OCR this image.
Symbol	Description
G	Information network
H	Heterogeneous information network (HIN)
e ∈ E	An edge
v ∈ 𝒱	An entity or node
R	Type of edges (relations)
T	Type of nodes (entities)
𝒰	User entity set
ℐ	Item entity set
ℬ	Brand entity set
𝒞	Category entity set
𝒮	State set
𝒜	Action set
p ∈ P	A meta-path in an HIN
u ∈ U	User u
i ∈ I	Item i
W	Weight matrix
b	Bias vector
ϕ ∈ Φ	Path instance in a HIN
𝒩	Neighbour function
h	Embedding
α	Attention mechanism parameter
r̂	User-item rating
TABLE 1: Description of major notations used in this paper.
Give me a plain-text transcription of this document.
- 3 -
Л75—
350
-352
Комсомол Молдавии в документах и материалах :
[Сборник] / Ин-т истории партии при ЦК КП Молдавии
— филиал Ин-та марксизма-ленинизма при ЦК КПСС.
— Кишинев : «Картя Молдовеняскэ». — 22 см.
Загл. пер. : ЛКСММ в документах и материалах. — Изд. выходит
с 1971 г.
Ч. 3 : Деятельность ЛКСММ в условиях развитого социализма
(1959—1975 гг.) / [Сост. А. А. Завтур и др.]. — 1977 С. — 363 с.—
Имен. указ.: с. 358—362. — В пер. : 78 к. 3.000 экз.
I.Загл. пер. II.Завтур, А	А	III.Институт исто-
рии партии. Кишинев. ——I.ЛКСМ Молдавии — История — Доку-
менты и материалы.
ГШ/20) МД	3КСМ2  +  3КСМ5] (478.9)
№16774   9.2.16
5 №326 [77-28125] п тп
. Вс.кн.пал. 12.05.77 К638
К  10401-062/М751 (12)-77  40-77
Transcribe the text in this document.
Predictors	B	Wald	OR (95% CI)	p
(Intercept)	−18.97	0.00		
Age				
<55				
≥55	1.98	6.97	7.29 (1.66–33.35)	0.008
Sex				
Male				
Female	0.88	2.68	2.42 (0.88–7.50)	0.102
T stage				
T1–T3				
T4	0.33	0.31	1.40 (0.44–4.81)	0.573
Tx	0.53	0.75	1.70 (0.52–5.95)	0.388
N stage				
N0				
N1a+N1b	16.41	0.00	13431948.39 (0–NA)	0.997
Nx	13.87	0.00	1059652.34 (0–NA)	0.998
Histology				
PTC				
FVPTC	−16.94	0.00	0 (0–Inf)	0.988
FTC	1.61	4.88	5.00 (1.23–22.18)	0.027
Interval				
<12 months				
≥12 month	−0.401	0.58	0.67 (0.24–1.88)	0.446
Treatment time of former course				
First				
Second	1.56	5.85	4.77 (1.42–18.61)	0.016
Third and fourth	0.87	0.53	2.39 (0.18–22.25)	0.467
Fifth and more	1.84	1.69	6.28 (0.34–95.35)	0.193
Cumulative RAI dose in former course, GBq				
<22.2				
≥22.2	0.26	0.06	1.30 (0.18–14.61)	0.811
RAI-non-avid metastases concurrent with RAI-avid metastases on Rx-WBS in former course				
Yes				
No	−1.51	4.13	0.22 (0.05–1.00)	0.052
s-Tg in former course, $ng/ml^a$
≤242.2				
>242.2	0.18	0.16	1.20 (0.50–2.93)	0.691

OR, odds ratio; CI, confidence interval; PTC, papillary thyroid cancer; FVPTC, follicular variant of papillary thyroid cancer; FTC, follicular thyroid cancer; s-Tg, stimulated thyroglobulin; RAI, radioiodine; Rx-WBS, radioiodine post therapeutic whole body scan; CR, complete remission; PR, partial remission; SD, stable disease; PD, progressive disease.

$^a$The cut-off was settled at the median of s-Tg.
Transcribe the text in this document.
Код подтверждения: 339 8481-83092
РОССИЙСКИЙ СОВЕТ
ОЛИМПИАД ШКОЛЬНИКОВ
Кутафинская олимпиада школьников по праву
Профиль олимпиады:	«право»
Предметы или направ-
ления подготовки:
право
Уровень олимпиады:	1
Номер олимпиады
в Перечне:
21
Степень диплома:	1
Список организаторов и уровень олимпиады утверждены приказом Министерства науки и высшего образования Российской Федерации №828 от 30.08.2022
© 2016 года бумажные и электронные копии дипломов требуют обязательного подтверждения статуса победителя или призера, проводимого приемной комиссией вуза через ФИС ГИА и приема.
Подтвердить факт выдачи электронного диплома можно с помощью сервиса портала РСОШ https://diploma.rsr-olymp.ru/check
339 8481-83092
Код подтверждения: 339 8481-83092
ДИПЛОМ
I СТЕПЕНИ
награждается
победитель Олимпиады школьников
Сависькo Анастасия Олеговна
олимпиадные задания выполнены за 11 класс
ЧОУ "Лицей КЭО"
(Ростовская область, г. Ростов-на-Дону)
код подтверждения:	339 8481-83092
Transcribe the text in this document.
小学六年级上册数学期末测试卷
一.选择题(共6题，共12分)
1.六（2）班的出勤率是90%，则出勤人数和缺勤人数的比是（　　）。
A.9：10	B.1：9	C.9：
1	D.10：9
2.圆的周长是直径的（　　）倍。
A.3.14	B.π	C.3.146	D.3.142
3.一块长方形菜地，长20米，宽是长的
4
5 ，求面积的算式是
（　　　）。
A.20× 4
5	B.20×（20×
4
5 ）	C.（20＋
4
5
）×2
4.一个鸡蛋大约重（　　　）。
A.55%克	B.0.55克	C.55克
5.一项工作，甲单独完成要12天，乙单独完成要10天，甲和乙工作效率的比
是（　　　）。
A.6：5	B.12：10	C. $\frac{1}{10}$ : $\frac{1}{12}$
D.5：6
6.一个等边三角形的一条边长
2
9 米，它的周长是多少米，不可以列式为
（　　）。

________________________________________

What you have to do:
Search the data above for the string "network" and return every line that has it.

Result of the exercise:
G	Information network
H	Heterogeneous information network (HIN)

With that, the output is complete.